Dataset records
# # # #

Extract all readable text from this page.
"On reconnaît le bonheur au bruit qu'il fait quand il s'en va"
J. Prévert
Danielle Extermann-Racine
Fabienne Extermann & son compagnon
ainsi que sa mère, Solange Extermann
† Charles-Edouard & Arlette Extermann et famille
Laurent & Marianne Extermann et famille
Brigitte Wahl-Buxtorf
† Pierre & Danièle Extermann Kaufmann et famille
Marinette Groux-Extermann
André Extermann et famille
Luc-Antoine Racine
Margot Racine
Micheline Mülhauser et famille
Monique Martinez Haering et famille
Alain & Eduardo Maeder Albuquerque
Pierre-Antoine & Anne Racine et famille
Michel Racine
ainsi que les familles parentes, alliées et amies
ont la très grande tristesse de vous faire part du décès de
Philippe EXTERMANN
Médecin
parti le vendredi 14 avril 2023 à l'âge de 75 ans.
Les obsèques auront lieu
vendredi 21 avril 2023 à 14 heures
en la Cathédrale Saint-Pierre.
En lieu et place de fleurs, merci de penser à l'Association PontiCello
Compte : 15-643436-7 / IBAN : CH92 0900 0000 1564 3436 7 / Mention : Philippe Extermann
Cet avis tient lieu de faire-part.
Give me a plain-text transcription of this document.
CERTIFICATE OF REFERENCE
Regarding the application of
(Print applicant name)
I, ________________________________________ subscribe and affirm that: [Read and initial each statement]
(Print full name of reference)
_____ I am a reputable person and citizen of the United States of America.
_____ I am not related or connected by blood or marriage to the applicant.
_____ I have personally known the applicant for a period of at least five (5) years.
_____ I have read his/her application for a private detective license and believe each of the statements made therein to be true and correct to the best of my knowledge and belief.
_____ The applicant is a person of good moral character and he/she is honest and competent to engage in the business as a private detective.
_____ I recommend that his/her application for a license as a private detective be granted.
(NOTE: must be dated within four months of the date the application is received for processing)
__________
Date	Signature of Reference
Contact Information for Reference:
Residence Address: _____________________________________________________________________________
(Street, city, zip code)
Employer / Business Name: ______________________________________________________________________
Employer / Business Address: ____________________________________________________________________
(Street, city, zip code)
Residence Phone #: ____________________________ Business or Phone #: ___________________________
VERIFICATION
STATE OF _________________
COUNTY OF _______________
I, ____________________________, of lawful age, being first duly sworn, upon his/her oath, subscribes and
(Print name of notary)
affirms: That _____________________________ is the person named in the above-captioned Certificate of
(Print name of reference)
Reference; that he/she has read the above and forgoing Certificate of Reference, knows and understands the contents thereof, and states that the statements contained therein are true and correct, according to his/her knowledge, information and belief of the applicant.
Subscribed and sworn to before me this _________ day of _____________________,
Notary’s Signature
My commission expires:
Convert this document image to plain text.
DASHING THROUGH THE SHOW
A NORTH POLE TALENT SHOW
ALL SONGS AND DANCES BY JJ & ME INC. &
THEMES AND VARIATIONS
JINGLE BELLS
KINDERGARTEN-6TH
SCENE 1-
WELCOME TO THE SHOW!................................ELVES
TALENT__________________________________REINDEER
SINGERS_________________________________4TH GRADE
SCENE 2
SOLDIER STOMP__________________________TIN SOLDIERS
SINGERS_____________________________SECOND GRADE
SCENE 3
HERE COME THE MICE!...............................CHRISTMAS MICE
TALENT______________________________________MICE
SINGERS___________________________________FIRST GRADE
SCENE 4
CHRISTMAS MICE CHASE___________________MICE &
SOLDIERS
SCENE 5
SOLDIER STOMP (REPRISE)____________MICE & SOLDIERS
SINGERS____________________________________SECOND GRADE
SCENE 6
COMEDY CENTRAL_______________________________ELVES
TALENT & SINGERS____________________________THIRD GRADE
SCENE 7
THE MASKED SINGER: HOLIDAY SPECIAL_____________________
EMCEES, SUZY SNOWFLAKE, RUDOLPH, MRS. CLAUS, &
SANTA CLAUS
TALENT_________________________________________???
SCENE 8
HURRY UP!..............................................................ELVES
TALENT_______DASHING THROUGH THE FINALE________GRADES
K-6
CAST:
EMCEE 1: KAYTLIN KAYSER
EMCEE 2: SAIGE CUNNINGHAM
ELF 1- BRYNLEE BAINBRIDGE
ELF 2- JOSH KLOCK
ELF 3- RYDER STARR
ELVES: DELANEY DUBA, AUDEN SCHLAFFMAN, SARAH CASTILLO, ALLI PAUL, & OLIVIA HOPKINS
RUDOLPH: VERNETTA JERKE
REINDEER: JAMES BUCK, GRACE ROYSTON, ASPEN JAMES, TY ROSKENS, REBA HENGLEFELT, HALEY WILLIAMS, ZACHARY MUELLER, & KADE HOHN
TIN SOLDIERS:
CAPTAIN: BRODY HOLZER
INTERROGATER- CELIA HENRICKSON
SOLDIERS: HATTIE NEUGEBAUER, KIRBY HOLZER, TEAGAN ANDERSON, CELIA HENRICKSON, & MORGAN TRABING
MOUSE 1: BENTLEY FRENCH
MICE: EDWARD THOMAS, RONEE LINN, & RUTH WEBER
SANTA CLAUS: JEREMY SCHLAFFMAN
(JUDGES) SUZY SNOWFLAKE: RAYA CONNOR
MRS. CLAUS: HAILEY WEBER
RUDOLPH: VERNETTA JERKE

# # # #

| WHAT THE TASK REQUIRES |
Produce a verbatim transcription of the entries above.

| THE REPLY |
Extract all readable text from this page.
"On reconnaît le bonheur au bruit qu'il fait quand il s'en va"
J. Prévert
Danielle Extermann-Racine
Fabienne Extermann & son compagnon
ainsi que sa mère, Solange Extermann
† Charles-Edouard & Arlette Extermann et famille
Laurent & Marianne Extermann et famille
Brigitte Wahl-Buxtorf
† Pierre & Danièle Extermann Kaufmann et famille
Marinette Groux-Extermann
André Extermann et famille
Luc-Antoine Racine
Margot Racine
Micheline Mülhauser et famille
Monique Martinez Haering et famille
Alain & Eduardo Maeder Albuquerque
Pierre-Antoine & Anne Racine et famille
Michel Racine
ainsi que les familles parentes, alliées et amies
ont la très grande tristesse de vous faire part du décès de
Philippe EXTERMANN
Médecin
parti le vendredi 14 avril 2023 à l'âge de 75 ans.
Les obsèques auront lieu
vendredi 21 avril 2023 à 14 heures
en la Cathédrale Saint-Pierre.
En lieu et place de fleurs, merci de penser à l'Association PontiCello
Compte : 15-643436-7 / IBAN : CH92 0900 0000 1564 3436 7 / Mention : Philippe Extermann
Cet avis tient lieu de faire-part.
Give me a plain-text transcription of this document.
CERTIFICATE OF REFERENCE
Regarding the application of
(Print applicant name)
I, ________________________________________ subscribe and affirm that: [Read and initial each statement]
(Print full name of reference)
_____ I am a reputable person and citizen of the United States of America.
_____ I am not related or connected by blood or marriage to the applicant.
_____ I have personally known the applicant for a period of at least five (5) years.
_____ I have read his/her application for a private detective license and believe each of the statements made therein to be true and correct to the best of my knowledge and belief.
_____ The applicant is a person of good moral character and he/she is honest and competent to engage in the business as a private detective.
_____ I recommend that his/her application for a license as a private detective be granted.
(NOTE: must be dated within four months of the date the application is received for processing)
__________
Date	Signature of Reference
Contact Information for Reference:
Residence Address: _____________________________________________________________________________
(Street, city, zip code)
Employer / Business Name: ______________________________________________________________________
Employer / Business Address: ____________________________________________________________________
(Street, city, zip code)
Residence Phone #: ____________________________ Business or Phone #: ___________________________
VERIFICATION
STATE OF _________________
COUNTY OF _______________
I, ____________________________, of lawful age, being first duly sworn, upon his/her oath, subscribes and
(Print name of notary)
affirms: That _____________________________ is the person named in the above-captioned Certificate of
(Print name of reference)
Reference; that he/she has read the above and forgoing Certificate of Reference, knows and understands the contents thereof, and states that the statements contained therein are true and correct, according to his/her knowledge, information and belief of the applicant.
Subscribed and sworn to before me this _________ day of _____________________,
Notary’s Signature
My commission expires:
Convert this document image to plain text.
DASHING THROUGH THE SHOW
A NORTH POLE TALENT SHOW
ALL SONGS AND DANCES BY JJ & ME INC. &
THEMES AND VARIATIONS
JINGLE BELLS
KINDERGARTEN-6TH
SCENE 1-
WELCOME TO THE SHOW!................................ELVES
TALENT__________________________________REINDEER
SINGERS_________________________________4TH GRADE
SCENE 2
SOLDIER STOMP__________________________TIN SOLDIERS
SINGERS_____________________________SECOND GRADE
SCENE 3
HERE COME THE MICE!...............................CHRISTMAS MICE
TALENT______________________________________MICE
SINGERS___________________________________FIRST GRADE
SCENE 4
CHRISTMAS MICE CHASE___________________MICE &
SOLDIERS
SCENE 5
SOLDIER STOMP (REPRISE)____________MICE & SOLDIERS
SINGERS____________________________________SECOND GRADE
SCENE 6
COMEDY CENTRAL_______________________________ELVES
TALENT & SINGERS____________________________THIRD GRADE
SCENE 7
THE MASKED SINGER: HOLIDAY SPECIAL_____________________
EMCEES, SUZY SNOWFLAKE, RUDOLPH, MRS. CLAUS, &
SANTA CLAUS
TALENT_________________________________________???
SCENE 8
HURRY UP!..............................................................ELVES
TALENT_______DASHING THROUGH THE FINALE________GRADES
K-6
CAST:
EMCEE 1: KAYTLIN KAYSER
EMCEE 2: SAIGE CUNNINGHAM
ELF 1- BRYNLEE BAINBRIDGE
ELF 2- JOSH KLOCK
ELF 3- RYDER STARR
ELVES: DELANEY DUBA, AUDEN SCHLAFFMAN, SARAH CASTILLO, ALLI PAUL, & OLIVIA HOPKINS
RUDOLPH: VERNETTA JERKE
REINDEER: JAMES BUCK, GRACE ROYSTON, ASPEN JAMES, TY ROSKENS, REBA HENGLEFELT, HALEY WILLIAMS, ZACHARY MUELLER, & KADE HOHN
TIN SOLDIERS:
CAPTAIN: BRODY HOLZER
INTERROGATER- CELIA HENRICKSON
SOLDIERS: HATTIE NEUGEBAUER, KIRBY HOLZER, TEAGAN ANDERSON, CELIA HENRICKSON, & MORGAN TRABING
MOUSE 1: BENTLEY FRENCH
MICE: EDWARD THOMAS, RONEE LINN, & RUTH WEBER
SANTA CLAUS: JEREMY SCHLAFFMAN
(JUDGES) SUZY SNOWFLAKE: RAYA CONNOR
MRS. CLAUS: HAILEY WEBER
RUDOLPH: VERNETTA JERKE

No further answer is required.